___ ENTRIES SHOWN

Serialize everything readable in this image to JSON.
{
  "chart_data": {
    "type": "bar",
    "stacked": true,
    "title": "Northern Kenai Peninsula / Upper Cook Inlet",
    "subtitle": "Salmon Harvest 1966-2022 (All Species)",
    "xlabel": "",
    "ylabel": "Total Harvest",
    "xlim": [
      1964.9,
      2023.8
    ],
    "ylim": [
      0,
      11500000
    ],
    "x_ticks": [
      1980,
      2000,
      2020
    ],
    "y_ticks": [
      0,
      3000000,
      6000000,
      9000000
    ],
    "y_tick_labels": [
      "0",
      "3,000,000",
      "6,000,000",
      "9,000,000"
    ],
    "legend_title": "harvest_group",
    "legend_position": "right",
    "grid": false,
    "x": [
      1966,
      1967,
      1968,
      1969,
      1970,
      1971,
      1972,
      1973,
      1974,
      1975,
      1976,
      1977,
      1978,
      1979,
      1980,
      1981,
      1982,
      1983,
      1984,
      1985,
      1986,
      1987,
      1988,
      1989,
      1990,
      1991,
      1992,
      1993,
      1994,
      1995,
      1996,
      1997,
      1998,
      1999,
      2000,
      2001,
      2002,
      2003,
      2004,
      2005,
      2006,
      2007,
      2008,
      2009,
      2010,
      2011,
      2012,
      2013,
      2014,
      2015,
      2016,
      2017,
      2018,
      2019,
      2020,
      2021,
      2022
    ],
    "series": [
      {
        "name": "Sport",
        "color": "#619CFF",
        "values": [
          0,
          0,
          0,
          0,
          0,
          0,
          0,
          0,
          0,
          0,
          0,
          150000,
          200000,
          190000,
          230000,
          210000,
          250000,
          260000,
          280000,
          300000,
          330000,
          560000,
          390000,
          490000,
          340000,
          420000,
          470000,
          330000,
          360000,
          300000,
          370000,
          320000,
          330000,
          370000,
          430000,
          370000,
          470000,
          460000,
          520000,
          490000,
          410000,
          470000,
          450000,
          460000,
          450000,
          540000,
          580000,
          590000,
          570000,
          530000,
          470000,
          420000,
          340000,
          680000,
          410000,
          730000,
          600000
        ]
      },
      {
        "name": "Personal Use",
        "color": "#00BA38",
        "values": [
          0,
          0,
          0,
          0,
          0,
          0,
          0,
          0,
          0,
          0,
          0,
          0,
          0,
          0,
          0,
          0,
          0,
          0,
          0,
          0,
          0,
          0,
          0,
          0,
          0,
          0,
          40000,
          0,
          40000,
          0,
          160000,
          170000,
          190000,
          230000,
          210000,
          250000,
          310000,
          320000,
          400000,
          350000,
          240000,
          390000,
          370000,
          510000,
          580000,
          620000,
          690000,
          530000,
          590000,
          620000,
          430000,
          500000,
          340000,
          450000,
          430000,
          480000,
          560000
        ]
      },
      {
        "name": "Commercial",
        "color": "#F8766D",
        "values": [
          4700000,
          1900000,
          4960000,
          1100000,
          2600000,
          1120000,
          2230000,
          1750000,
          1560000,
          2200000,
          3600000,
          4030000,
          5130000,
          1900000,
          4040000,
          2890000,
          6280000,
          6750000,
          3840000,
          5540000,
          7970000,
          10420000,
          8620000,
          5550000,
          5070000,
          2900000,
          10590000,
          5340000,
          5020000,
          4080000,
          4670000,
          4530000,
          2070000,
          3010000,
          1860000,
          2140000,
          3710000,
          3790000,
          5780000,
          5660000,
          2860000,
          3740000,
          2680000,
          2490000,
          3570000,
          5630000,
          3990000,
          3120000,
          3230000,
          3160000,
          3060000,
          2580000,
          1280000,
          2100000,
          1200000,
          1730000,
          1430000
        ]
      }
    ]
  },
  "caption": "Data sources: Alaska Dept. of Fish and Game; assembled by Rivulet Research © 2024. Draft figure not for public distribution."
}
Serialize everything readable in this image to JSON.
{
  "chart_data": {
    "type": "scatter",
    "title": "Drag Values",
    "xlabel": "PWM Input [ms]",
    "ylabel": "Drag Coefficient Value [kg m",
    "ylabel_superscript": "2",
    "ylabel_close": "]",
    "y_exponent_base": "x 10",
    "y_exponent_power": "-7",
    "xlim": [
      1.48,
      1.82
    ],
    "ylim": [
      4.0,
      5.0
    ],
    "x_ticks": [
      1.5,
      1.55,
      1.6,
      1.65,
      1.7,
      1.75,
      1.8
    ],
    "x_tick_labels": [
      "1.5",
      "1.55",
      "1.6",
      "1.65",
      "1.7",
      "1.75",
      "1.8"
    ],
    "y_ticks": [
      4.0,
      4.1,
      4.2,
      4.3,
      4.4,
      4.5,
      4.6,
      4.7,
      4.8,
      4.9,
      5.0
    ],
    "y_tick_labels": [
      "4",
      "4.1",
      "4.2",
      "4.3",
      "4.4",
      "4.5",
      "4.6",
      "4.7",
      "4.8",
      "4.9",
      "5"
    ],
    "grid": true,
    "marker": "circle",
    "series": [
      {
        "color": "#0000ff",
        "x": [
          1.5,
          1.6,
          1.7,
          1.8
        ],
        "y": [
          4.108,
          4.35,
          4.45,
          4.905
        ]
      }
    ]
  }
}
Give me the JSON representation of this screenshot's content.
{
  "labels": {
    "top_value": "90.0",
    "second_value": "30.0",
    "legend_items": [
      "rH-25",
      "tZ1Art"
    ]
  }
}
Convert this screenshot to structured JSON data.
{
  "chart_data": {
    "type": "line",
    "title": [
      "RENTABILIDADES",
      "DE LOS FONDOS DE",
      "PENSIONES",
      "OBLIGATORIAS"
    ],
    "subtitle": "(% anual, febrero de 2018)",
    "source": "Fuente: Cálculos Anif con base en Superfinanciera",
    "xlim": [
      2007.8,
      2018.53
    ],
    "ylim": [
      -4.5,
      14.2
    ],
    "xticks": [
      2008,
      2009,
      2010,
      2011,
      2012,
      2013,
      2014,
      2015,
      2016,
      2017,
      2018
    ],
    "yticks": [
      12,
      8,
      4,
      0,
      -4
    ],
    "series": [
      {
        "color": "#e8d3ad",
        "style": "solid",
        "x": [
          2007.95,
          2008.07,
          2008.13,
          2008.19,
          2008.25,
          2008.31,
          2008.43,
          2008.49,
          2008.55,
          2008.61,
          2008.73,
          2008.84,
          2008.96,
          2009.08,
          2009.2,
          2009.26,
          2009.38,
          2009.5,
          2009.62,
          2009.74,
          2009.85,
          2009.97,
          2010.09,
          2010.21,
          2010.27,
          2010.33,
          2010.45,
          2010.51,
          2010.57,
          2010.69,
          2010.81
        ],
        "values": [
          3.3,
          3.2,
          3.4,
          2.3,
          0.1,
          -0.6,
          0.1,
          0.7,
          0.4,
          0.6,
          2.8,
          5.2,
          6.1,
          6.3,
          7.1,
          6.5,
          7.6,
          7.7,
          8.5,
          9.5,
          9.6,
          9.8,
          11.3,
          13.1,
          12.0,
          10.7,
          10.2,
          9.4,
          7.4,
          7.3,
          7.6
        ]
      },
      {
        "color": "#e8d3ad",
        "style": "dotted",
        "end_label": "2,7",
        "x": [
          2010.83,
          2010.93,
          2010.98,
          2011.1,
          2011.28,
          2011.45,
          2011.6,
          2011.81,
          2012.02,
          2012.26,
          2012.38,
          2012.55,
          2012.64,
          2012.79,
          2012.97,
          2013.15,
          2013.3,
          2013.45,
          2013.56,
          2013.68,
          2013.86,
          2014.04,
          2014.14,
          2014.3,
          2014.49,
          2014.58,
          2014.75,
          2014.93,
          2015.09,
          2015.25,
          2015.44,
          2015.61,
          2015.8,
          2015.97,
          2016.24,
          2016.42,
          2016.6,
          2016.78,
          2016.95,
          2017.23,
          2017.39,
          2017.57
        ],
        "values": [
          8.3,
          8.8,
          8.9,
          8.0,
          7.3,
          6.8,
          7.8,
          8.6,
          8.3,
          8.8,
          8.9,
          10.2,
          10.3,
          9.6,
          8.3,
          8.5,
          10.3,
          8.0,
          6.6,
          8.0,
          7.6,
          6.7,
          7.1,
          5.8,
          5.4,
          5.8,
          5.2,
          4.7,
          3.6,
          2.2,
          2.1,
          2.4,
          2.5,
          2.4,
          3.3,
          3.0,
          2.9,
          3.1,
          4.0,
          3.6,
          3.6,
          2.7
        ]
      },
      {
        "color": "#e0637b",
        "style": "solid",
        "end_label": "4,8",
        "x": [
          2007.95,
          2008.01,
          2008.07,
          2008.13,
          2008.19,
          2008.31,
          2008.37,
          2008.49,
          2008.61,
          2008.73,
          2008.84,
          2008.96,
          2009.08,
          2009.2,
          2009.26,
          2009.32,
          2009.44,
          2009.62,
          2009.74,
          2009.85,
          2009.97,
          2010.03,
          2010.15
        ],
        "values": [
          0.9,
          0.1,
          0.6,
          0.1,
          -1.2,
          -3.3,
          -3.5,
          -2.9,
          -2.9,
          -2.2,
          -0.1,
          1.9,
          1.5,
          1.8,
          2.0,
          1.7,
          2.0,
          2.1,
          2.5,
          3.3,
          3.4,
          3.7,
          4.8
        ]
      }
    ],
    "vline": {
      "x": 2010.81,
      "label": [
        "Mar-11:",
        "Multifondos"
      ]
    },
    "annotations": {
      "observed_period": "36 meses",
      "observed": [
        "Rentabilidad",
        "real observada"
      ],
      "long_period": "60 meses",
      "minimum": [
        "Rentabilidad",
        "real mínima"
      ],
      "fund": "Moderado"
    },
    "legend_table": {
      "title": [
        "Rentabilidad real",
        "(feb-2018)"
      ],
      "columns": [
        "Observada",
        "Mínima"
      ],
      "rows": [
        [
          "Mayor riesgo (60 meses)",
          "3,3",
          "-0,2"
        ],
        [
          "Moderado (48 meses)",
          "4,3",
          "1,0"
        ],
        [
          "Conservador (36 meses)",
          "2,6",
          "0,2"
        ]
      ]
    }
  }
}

______

● **PROBLEM STATEMENT**: Gather each line in the entries above where the string "color" is found.

● **EXERCISE RESPONSE**:
        "color": "#619CFF",
        "color": "#00BA38",
        "color": "#F8766D",
        "color": "#0000ff",
        "color": "#e8d3ad",
        "color": "#e8d3ad",
        "color": "#e0637b",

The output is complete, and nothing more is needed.